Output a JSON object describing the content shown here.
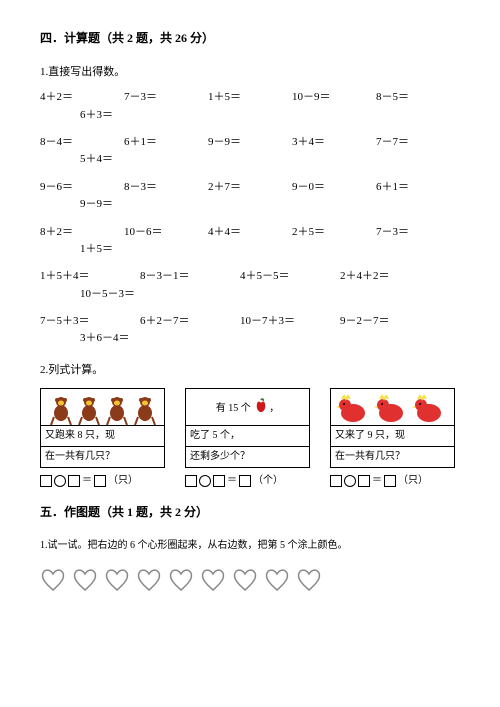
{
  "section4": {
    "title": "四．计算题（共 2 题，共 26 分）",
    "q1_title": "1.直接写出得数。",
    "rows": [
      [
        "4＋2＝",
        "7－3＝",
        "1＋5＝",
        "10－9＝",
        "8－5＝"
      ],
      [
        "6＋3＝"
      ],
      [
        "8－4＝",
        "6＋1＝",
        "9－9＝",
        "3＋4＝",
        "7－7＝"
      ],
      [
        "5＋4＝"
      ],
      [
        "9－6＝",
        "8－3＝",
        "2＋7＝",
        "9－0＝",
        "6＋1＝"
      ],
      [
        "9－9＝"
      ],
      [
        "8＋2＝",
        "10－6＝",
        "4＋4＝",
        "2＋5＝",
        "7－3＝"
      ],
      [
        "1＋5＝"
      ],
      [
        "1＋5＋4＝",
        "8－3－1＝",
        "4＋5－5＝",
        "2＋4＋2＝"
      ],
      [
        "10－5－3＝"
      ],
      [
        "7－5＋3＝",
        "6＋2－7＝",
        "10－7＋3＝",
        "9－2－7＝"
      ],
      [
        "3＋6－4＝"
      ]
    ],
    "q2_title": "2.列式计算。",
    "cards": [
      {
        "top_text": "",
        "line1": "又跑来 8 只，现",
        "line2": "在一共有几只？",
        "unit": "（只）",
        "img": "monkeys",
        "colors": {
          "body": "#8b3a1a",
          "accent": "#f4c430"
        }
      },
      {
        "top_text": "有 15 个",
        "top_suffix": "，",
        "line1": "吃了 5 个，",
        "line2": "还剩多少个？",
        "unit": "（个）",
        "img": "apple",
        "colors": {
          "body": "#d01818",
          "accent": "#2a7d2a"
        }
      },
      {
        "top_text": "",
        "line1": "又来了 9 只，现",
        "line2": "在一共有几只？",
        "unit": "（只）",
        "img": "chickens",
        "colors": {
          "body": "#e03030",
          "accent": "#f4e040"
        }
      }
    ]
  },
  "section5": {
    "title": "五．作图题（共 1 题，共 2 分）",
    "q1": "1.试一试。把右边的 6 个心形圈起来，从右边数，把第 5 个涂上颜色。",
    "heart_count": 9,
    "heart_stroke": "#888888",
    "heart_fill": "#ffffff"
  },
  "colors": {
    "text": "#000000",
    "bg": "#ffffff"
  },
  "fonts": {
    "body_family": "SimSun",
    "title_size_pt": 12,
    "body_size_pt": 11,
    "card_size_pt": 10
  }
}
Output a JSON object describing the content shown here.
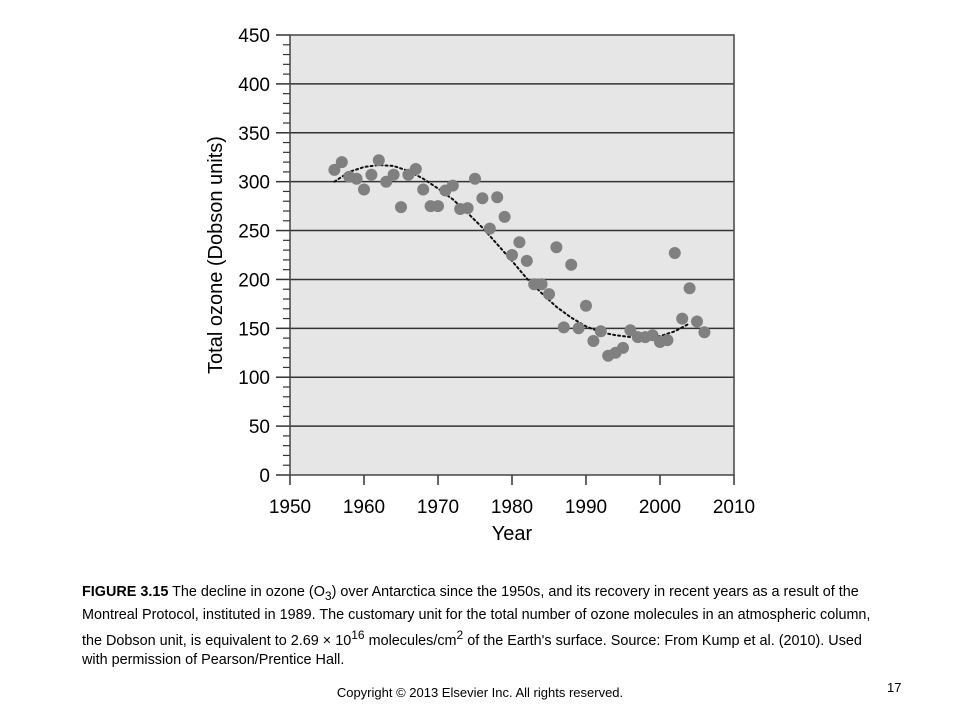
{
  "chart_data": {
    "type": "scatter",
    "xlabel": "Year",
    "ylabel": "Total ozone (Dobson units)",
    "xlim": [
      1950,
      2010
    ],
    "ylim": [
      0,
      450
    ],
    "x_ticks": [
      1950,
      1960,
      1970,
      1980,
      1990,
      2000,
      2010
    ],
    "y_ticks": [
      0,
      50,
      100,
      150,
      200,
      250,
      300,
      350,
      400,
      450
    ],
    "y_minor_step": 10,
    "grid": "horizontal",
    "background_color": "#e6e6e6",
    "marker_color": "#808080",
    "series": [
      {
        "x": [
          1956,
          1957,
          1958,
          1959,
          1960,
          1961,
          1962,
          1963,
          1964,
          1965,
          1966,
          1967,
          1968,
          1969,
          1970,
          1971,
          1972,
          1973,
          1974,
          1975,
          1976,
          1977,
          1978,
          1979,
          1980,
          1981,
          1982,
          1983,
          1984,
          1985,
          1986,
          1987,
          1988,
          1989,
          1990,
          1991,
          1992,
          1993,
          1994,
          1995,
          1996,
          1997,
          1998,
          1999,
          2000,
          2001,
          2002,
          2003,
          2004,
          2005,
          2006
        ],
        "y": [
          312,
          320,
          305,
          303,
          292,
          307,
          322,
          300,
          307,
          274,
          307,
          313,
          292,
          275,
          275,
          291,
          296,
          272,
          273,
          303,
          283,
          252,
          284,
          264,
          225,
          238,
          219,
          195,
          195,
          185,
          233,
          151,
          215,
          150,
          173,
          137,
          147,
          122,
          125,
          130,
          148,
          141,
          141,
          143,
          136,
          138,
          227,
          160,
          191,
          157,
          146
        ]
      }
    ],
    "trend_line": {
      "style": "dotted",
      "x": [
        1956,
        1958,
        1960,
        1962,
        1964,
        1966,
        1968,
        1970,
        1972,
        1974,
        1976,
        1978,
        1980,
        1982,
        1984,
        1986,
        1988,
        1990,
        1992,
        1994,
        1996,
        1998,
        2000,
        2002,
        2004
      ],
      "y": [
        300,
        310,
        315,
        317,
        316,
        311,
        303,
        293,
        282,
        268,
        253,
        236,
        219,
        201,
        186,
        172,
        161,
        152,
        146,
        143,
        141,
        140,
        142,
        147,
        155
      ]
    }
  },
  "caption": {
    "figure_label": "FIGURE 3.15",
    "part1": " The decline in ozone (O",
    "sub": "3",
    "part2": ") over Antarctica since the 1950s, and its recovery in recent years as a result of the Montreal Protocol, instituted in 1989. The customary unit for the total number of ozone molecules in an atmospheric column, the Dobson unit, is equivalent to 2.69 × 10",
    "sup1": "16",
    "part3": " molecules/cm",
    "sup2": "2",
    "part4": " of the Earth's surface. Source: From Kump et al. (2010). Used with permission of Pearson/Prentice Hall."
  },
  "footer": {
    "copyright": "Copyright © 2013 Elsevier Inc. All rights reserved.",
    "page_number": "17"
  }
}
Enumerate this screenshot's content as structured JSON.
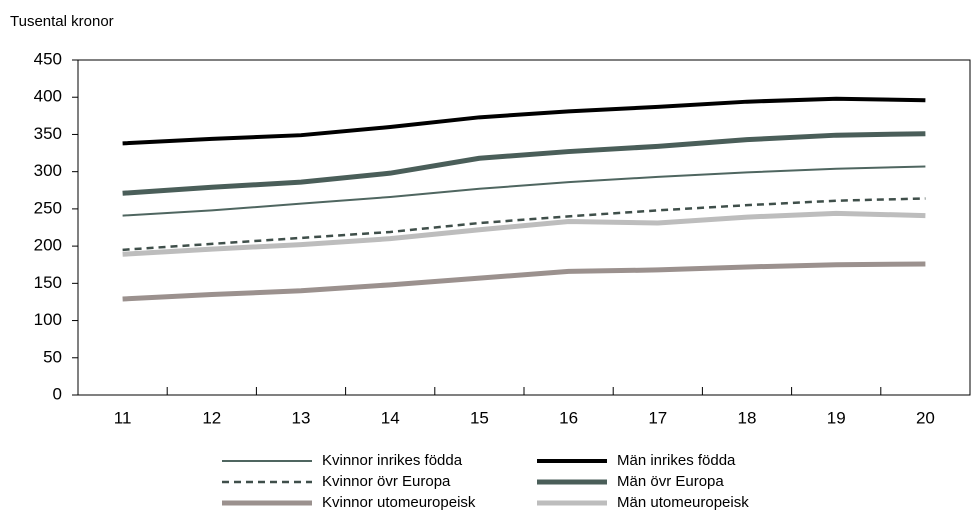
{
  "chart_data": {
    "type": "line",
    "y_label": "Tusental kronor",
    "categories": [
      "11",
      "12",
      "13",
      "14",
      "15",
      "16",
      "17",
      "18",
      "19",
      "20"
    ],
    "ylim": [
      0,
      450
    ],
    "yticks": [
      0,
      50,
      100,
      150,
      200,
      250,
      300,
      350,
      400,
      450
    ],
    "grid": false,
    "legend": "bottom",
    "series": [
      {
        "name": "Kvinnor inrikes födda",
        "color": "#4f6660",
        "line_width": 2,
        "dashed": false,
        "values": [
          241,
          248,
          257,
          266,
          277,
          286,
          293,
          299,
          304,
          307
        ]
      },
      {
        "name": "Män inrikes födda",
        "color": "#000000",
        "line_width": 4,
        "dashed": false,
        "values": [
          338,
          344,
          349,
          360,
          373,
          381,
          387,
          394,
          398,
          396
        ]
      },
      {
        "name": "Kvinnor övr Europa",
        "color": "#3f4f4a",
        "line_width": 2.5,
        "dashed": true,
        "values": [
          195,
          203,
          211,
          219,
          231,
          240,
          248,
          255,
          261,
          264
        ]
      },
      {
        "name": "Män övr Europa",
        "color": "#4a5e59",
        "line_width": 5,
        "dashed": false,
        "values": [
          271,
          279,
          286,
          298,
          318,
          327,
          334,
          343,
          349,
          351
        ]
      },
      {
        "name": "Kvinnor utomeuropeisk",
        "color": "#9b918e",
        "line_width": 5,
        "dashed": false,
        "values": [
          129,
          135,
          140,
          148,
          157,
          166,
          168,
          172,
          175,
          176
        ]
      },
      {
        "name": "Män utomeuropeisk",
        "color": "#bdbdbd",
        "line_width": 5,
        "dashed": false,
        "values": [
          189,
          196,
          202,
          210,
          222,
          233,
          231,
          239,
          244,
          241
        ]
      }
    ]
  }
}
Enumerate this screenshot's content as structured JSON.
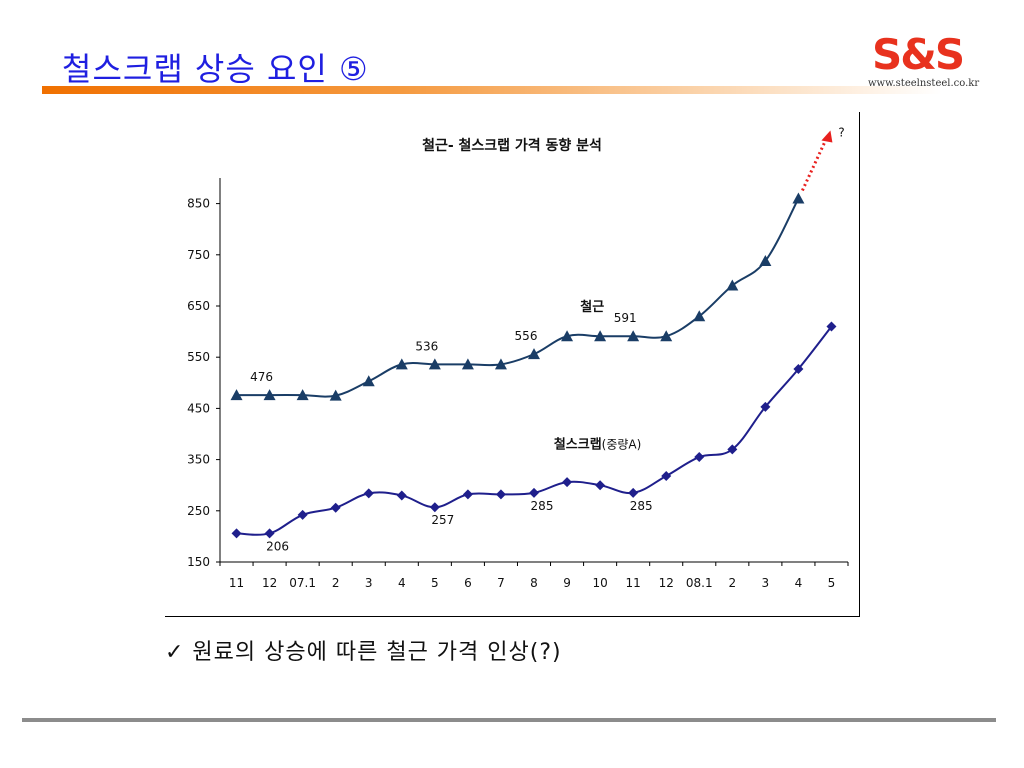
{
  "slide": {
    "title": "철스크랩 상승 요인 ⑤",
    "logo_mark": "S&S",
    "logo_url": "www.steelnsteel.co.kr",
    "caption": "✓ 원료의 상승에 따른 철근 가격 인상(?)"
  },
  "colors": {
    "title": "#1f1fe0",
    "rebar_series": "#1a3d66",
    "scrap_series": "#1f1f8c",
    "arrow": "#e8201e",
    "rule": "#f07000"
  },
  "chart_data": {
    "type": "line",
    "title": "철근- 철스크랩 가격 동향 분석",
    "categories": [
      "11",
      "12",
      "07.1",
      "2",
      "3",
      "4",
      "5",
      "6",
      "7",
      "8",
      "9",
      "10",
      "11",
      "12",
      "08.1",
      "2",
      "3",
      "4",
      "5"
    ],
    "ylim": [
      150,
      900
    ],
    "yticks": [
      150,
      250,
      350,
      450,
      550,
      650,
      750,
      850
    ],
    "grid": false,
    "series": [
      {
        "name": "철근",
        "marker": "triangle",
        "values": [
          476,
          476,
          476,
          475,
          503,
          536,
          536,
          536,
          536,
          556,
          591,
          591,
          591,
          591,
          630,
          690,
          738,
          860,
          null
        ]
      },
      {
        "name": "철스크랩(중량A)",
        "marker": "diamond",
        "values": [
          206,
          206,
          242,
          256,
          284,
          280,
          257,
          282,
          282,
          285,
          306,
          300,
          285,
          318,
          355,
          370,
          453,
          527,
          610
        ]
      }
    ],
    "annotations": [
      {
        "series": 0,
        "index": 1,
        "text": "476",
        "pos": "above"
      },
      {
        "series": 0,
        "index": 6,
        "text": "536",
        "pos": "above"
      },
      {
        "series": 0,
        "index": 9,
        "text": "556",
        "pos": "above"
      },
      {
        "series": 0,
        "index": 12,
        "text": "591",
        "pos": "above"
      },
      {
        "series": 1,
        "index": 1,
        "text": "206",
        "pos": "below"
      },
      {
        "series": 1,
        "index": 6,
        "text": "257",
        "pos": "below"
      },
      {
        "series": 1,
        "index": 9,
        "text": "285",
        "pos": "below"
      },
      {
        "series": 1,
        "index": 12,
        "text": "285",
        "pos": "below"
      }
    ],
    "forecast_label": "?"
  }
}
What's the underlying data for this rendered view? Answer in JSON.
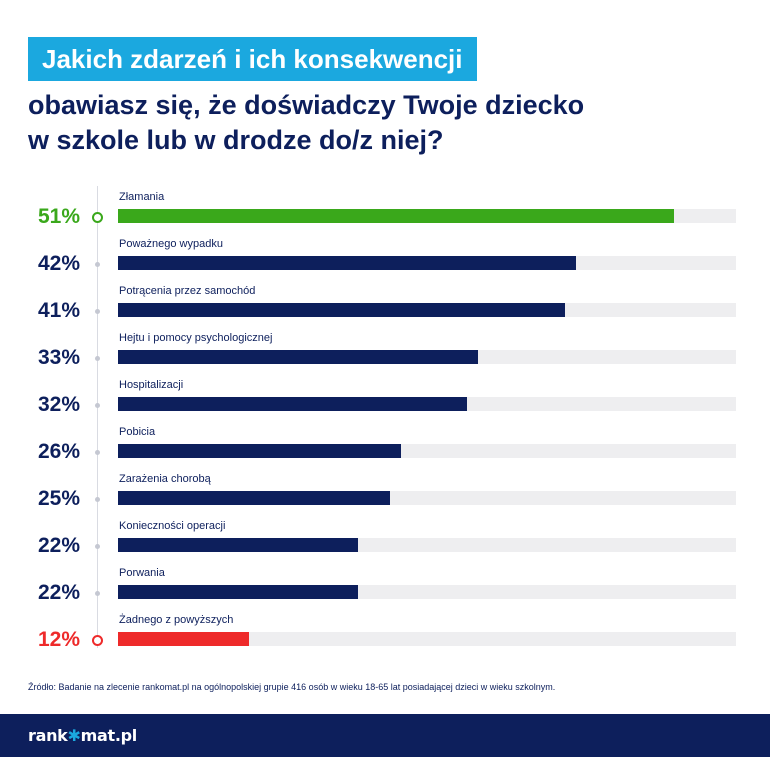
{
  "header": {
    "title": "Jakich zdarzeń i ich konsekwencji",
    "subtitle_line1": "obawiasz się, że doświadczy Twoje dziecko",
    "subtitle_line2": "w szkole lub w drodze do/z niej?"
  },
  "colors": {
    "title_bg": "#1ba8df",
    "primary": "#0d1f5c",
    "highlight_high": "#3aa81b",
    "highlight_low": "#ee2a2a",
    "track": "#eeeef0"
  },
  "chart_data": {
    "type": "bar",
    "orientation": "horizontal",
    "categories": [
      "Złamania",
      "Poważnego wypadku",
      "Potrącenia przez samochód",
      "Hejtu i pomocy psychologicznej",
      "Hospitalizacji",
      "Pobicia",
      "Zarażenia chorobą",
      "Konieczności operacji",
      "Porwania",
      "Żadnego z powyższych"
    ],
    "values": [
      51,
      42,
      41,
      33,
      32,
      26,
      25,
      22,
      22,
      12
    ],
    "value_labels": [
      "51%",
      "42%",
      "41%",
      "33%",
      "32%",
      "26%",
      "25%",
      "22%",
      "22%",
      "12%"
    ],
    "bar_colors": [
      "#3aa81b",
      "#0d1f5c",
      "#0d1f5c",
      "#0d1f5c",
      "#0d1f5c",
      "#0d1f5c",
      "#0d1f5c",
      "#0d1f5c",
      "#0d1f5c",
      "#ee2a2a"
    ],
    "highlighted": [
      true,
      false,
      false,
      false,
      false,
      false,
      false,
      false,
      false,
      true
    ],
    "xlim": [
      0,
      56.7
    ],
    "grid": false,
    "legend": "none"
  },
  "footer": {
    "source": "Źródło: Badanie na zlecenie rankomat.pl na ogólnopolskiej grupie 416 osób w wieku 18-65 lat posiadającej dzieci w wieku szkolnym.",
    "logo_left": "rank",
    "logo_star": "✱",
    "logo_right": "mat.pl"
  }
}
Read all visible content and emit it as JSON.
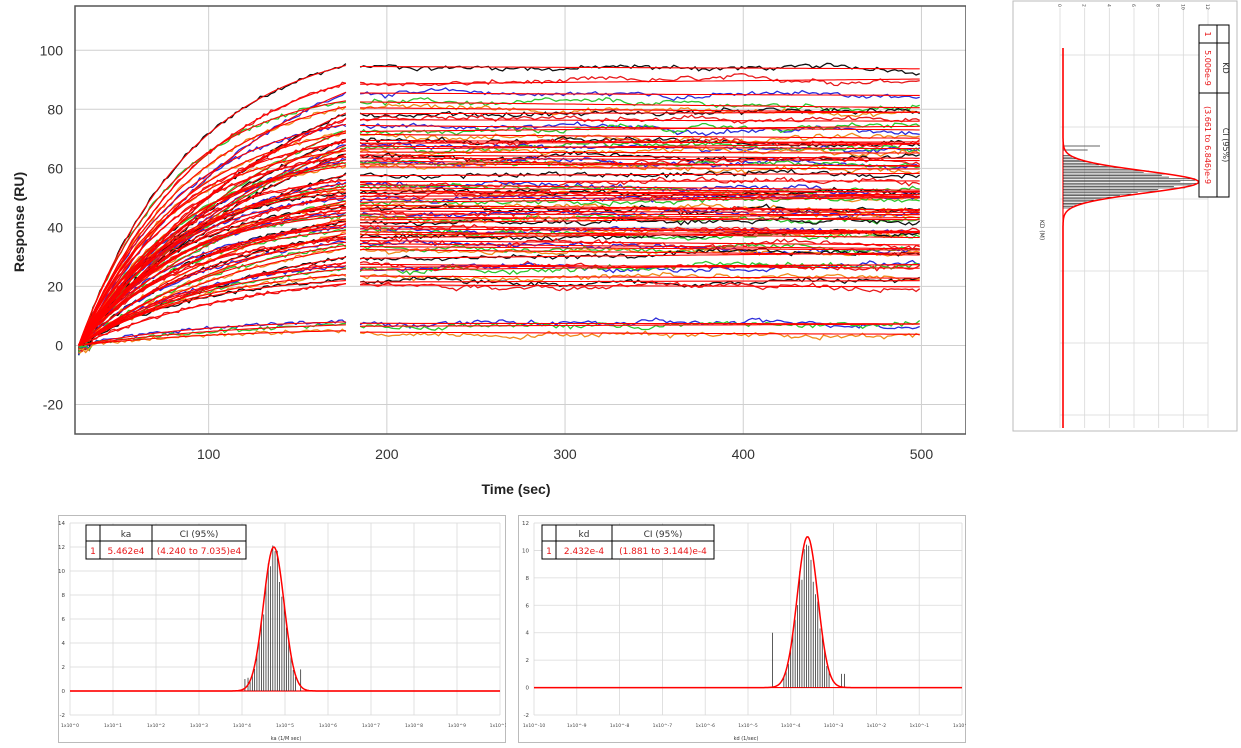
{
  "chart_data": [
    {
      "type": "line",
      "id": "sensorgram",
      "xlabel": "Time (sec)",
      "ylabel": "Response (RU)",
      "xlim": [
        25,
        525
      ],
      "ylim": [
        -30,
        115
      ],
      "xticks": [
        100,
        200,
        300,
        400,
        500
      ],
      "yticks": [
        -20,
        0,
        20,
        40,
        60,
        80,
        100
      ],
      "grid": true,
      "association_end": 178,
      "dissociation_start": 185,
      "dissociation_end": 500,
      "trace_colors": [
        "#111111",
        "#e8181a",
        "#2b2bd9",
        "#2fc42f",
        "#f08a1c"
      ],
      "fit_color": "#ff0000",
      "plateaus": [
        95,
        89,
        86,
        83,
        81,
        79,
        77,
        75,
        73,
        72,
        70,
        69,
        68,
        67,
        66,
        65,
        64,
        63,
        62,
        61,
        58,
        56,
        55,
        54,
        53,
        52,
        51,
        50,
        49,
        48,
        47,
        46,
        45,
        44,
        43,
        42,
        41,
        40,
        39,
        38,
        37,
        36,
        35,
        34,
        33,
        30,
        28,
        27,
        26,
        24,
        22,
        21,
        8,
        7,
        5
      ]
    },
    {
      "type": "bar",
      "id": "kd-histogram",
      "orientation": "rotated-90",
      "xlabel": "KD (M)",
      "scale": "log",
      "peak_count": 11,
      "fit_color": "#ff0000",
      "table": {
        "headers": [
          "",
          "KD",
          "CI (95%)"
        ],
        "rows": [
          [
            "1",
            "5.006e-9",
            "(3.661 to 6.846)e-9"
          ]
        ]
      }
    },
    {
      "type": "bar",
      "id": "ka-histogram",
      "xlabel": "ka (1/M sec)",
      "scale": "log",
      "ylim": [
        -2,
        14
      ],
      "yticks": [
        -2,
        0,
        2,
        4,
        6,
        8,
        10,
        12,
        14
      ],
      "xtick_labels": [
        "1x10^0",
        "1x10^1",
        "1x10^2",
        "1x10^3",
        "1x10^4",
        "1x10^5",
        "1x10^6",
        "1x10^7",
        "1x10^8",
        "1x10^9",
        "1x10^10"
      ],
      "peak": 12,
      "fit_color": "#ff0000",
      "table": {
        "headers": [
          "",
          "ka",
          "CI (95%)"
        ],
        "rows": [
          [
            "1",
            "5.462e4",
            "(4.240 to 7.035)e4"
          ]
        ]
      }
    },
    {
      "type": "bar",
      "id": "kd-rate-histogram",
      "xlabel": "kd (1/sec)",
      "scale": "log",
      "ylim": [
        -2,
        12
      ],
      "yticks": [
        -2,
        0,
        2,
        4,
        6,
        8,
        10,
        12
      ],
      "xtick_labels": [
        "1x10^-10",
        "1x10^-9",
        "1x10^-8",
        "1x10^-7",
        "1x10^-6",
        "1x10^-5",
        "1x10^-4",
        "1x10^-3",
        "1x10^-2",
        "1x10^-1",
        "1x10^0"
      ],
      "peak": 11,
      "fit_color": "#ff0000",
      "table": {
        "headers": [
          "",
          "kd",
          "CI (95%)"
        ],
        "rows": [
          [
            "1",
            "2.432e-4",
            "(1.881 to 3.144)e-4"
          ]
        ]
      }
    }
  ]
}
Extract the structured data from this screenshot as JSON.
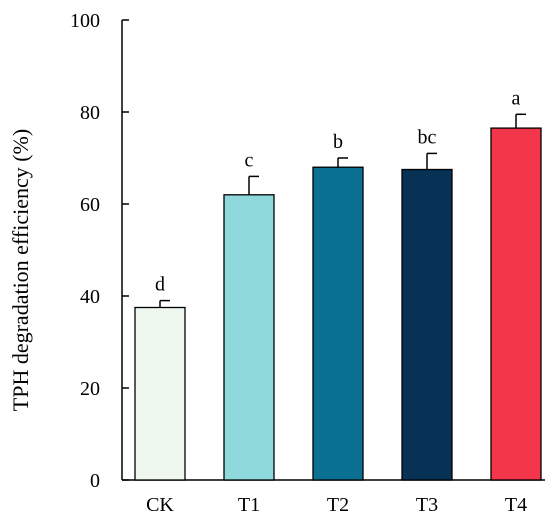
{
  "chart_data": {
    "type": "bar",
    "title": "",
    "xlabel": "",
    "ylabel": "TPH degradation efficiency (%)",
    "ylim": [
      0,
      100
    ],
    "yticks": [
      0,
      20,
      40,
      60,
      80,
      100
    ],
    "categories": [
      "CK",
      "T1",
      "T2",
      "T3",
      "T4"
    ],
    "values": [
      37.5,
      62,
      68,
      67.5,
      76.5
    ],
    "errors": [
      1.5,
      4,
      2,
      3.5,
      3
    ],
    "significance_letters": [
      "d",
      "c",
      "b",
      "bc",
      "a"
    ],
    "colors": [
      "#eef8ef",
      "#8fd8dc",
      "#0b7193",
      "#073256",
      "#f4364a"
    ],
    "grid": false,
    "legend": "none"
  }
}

* * *

Problem details: Report only the number of lines that hold the word "this".

Expected answer: 4